## LISTED ENTRIES
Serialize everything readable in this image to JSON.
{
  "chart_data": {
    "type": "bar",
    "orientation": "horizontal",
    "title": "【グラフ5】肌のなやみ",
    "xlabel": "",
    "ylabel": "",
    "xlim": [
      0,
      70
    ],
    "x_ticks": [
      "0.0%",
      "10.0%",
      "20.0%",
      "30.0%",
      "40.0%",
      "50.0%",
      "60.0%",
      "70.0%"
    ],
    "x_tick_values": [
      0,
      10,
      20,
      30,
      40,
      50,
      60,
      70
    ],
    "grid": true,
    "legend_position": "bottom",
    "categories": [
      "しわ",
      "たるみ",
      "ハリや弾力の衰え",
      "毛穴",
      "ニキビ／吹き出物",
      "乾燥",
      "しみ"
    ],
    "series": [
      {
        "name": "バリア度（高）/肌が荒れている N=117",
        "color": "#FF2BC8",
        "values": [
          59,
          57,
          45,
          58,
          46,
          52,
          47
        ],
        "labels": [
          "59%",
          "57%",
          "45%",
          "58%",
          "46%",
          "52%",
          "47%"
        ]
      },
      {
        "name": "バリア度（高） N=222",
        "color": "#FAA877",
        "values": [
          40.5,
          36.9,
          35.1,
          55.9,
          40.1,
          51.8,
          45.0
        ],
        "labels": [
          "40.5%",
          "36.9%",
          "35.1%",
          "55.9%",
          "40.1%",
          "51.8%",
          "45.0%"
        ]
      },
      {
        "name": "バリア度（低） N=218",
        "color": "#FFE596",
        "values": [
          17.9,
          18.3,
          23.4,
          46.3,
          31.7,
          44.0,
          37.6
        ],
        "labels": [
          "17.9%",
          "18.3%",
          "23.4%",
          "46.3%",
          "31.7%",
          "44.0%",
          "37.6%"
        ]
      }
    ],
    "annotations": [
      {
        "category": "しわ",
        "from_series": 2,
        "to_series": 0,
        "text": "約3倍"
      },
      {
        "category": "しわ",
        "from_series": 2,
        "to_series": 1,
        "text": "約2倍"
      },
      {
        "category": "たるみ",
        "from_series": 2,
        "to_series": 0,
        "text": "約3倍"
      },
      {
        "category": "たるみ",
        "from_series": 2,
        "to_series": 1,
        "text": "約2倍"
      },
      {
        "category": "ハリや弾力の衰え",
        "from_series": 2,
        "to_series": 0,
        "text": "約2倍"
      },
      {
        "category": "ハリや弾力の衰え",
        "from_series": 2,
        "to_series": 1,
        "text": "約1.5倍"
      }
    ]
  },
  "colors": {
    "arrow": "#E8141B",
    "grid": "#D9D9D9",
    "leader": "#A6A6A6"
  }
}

## WRITTEN TASK
Go through the records and print each one exactly.

## FINAL ANSWER
Serialize everything readable in this image to JSON.
{
  "chart_data": {
    "type": "bar",
    "orientation": "horizontal",
    "title": "【グラフ5】肌のなやみ",
    "xlabel": "",
    "ylabel": "",
    "xlim": [
      0,
      70
    ],
    "x_ticks": [
      "0.0%",
      "10.0%",
      "20.0%",
      "30.0%",
      "40.0%",
      "50.0%",
      "60.0%",
      "70.0%"
    ],
    "x_tick_values": [
      0,
      10,
      20,
      30,
      40,
      50,
      60,
      70
    ],
    "grid": true,
    "legend_position": "bottom",
    "categories": [
      "しわ",
      "たるみ",
      "ハリや弾力の衰え",
      "毛穴",
      "ニキビ／吹き出物",
      "乾燥",
      "しみ"
    ],
    "series": [
      {
        "name": "バリア度（高）/肌が荒れている N=117",
        "color": "#FF2BC8",
        "values": [
          59,
          57,
          45,
          58,
          46,
          52,
          47
        ],
        "labels": [
          "59%",
          "57%",
          "45%",
          "58%",
          "46%",
          "52%",
          "47%"
        ]
      },
      {
        "name": "バリア度（高） N=222",
        "color": "#FAA877",
        "values": [
          40.5,
          36.9,
          35.1,
          55.9,
          40.1,
          51.8,
          45.0
        ],
        "labels": [
          "40.5%",
          "36.9%",
          "35.1%",
          "55.9%",
          "40.1%",
          "51.8%",
          "45.0%"
        ]
      },
      {
        "name": "バリア度（低） N=218",
        "color": "#FFE596",
        "values": [
          17.9,
          18.3,
          23.4,
          46.3,
          31.7,
          44.0,
          37.6
        ],
        "labels": [
          "17.9%",
          "18.3%",
          "23.4%",
          "46.3%",
          "31.7%",
          "44.0%",
          "37.6%"
        ]
      }
    ],
    "annotations": [
      {
        "category": "しわ",
        "from_series": 2,
        "to_series": 0,
        "text": "約3倍"
      },
      {
        "category": "しわ",
        "from_series": 2,
        "to_series": 1,
        "text": "約2倍"
      },
      {
        "category": "たるみ",
        "from_series": 2,
        "to_series": 0,
        "text": "約3倍"
      },
      {
        "category": "たるみ",
        "from_series": 2,
        "to_series": 1,
        "text": "約2倍"
      },
      {
        "category": "ハリや弾力の衰え",
        "from_series": 2,
        "to_series": 0,
        "text": "約2倍"
      },
      {
        "category": "ハリや弾力の衰え",
        "from_series": 2,
        "to_series": 1,
        "text": "約1.5倍"
      }
    ]
  },
  "colors": {
    "arrow": "#E8141B",
    "grid": "#D9D9D9",
    "leader": "#A6A6A6"
  }
}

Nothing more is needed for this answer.